Task prompt: Repeat all the material exactly; pictures stay out of your copy.

## START Records for this task

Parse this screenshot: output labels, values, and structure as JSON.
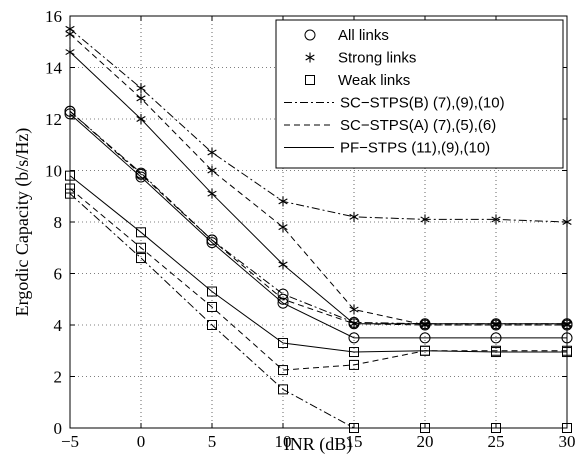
{
  "chart_data": {
    "type": "line",
    "xlabel": "INR (dB)",
    "ylabel": "Ergodic Capacity (b/s/Hz)",
    "xlim": [
      -5,
      30
    ],
    "ylim": [
      0,
      16
    ],
    "xticks": [
      -5,
      0,
      5,
      10,
      15,
      20,
      25,
      30
    ],
    "yticks": [
      0,
      2,
      4,
      6,
      8,
      10,
      12,
      14,
      16
    ],
    "grid": true,
    "legend_position": "top-right",
    "x": [
      -5,
      0,
      5,
      10,
      15,
      20,
      25,
      30
    ],
    "legend": {
      "markers": [
        {
          "marker": "circle",
          "label": "All links"
        },
        {
          "marker": "star",
          "label": "Strong links"
        },
        {
          "marker": "square",
          "label": "Weak links"
        }
      ],
      "lines": [
        {
          "style": "dashdot",
          "label": "SC−STPS(B) (7),(9),(10)"
        },
        {
          "style": "dashed",
          "label": "SC−STPS(A) (7),(5),(6)"
        },
        {
          "style": "solid",
          "label": "PF−STPS (11),(9),(10)"
        }
      ]
    },
    "series": [
      {
        "scheme": "SC-STPS(B)",
        "links": "All links",
        "line": "dashdot",
        "marker": "circle",
        "values": [
          12.3,
          9.9,
          7.3,
          5.2,
          4.1,
          4.05,
          4.05,
          4.05
        ]
      },
      {
        "scheme": "SC-STPS(B)",
        "links": "Strong links",
        "line": "dashdot",
        "marker": "star",
        "values": [
          15.5,
          13.2,
          10.7,
          8.8,
          8.2,
          8.1,
          8.1,
          8.0
        ]
      },
      {
        "scheme": "SC-STPS(B)",
        "links": "Weak links",
        "line": "dashdot",
        "marker": "square",
        "values": [
          9.1,
          6.6,
          4.0,
          1.5,
          0.0,
          0.0,
          0.0,
          0.0
        ]
      },
      {
        "scheme": "SC-STPS(A)",
        "links": "All links",
        "line": "dashed",
        "marker": "circle",
        "values": [
          12.3,
          9.85,
          7.3,
          5.0,
          4.05,
          4.0,
          4.0,
          4.0
        ]
      },
      {
        "scheme": "SC-STPS(A)",
        "links": "Strong links",
        "line": "dashed",
        "marker": "star",
        "values": [
          15.3,
          12.8,
          10.0,
          7.8,
          4.6,
          4.0,
          4.0,
          4.0
        ]
      },
      {
        "scheme": "SC-STPS(A)",
        "links": "Weak links",
        "line": "dashed",
        "marker": "square",
        "values": [
          9.3,
          7.0,
          4.7,
          2.25,
          2.45,
          3.0,
          3.0,
          3.0
        ]
      },
      {
        "scheme": "PF-STPS",
        "links": "All links",
        "line": "solid",
        "marker": "circle",
        "values": [
          12.2,
          9.75,
          7.2,
          4.85,
          3.5,
          3.5,
          3.5,
          3.5
        ]
      },
      {
        "scheme": "PF-STPS",
        "links": "Strong links",
        "line": "solid",
        "marker": "star",
        "values": [
          14.6,
          12.0,
          9.1,
          6.35,
          4.05,
          4.05,
          4.05,
          4.05
        ]
      },
      {
        "scheme": "PF-STPS",
        "links": "Weak links",
        "line": "solid",
        "marker": "square",
        "values": [
          9.8,
          7.6,
          5.3,
          3.3,
          2.95,
          3.0,
          2.95,
          2.95
        ]
      }
    ]
  }
}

## END Records for this task

The response:
Parse this screenshot: output labels, values, and structure as JSON.
{
  "chart_data": {
    "type": "line",
    "xlabel": "INR (dB)",
    "ylabel": "Ergodic Capacity (b/s/Hz)",
    "xlim": [
      -5,
      30
    ],
    "ylim": [
      0,
      16
    ],
    "xticks": [
      -5,
      0,
      5,
      10,
      15,
      20,
      25,
      30
    ],
    "yticks": [
      0,
      2,
      4,
      6,
      8,
      10,
      12,
      14,
      16
    ],
    "grid": true,
    "legend_position": "top-right",
    "x": [
      -5,
      0,
      5,
      10,
      15,
      20,
      25,
      30
    ],
    "legend": {
      "markers": [
        {
          "marker": "circle",
          "label": "All links"
        },
        {
          "marker": "star",
          "label": "Strong links"
        },
        {
          "marker": "square",
          "label": "Weak links"
        }
      ],
      "lines": [
        {
          "style": "dashdot",
          "label": "SC−STPS(B) (7),(9),(10)"
        },
        {
          "style": "dashed",
          "label": "SC−STPS(A) (7),(5),(6)"
        },
        {
          "style": "solid",
          "label": "PF−STPS (11),(9),(10)"
        }
      ]
    },
    "series": [
      {
        "scheme": "SC-STPS(B)",
        "links": "All links",
        "line": "dashdot",
        "marker": "circle",
        "values": [
          12.3,
          9.9,
          7.3,
          5.2,
          4.1,
          4.05,
          4.05,
          4.05
        ]
      },
      {
        "scheme": "SC-STPS(B)",
        "links": "Strong links",
        "line": "dashdot",
        "marker": "star",
        "values": [
          15.5,
          13.2,
          10.7,
          8.8,
          8.2,
          8.1,
          8.1,
          8.0
        ]
      },
      {
        "scheme": "SC-STPS(B)",
        "links": "Weak links",
        "line": "dashdot",
        "marker": "square",
        "values": [
          9.1,
          6.6,
          4.0,
          1.5,
          0.0,
          0.0,
          0.0,
          0.0
        ]
      },
      {
        "scheme": "SC-STPS(A)",
        "links": "All links",
        "line": "dashed",
        "marker": "circle",
        "values": [
          12.3,
          9.85,
          7.3,
          5.0,
          4.05,
          4.0,
          4.0,
          4.0
        ]
      },
      {
        "scheme": "SC-STPS(A)",
        "links": "Strong links",
        "line": "dashed",
        "marker": "star",
        "values": [
          15.3,
          12.8,
          10.0,
          7.8,
          4.6,
          4.0,
          4.0,
          4.0
        ]
      },
      {
        "scheme": "SC-STPS(A)",
        "links": "Weak links",
        "line": "dashed",
        "marker": "square",
        "values": [
          9.3,
          7.0,
          4.7,
          2.25,
          2.45,
          3.0,
          3.0,
          3.0
        ]
      },
      {
        "scheme": "PF-STPS",
        "links": "All links",
        "line": "solid",
        "marker": "circle",
        "values": [
          12.2,
          9.75,
          7.2,
          4.85,
          3.5,
          3.5,
          3.5,
          3.5
        ]
      },
      {
        "scheme": "PF-STPS",
        "links": "Strong links",
        "line": "solid",
        "marker": "star",
        "values": [
          14.6,
          12.0,
          9.1,
          6.35,
          4.05,
          4.05,
          4.05,
          4.05
        ]
      },
      {
        "scheme": "PF-STPS",
        "links": "Weak links",
        "line": "solid",
        "marker": "square",
        "values": [
          9.8,
          7.6,
          5.3,
          3.3,
          2.95,
          3.0,
          2.95,
          2.95
        ]
      }
    ]
  }
}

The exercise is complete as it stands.